Look through the material below. Copy each line that contains the string "Moussa".

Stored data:
┏━━

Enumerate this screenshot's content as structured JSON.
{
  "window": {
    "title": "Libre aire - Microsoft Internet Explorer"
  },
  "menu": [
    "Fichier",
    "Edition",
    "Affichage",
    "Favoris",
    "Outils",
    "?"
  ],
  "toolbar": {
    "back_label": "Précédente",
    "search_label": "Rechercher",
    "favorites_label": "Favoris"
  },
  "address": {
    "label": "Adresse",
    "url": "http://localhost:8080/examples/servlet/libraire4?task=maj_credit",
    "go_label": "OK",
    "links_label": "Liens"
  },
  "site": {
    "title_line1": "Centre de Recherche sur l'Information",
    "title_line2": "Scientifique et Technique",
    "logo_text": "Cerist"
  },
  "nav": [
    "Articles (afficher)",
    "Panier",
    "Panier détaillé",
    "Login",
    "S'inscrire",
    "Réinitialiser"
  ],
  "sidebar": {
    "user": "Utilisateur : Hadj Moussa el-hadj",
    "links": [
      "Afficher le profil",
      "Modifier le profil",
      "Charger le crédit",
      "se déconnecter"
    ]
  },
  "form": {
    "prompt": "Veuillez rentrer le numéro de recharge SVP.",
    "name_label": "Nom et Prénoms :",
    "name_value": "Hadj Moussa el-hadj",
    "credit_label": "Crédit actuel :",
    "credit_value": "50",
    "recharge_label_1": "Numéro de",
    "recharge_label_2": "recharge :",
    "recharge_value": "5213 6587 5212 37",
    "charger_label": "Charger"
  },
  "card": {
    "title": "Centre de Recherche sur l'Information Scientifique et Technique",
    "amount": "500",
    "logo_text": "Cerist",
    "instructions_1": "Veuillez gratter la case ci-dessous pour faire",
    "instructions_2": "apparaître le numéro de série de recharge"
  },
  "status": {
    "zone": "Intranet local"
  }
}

┗━━

- _Written solution_:
    "user": "Utilisateur : Hadj Moussa el-hadj",
    "name_value": "Hadj Moussa el-hadj",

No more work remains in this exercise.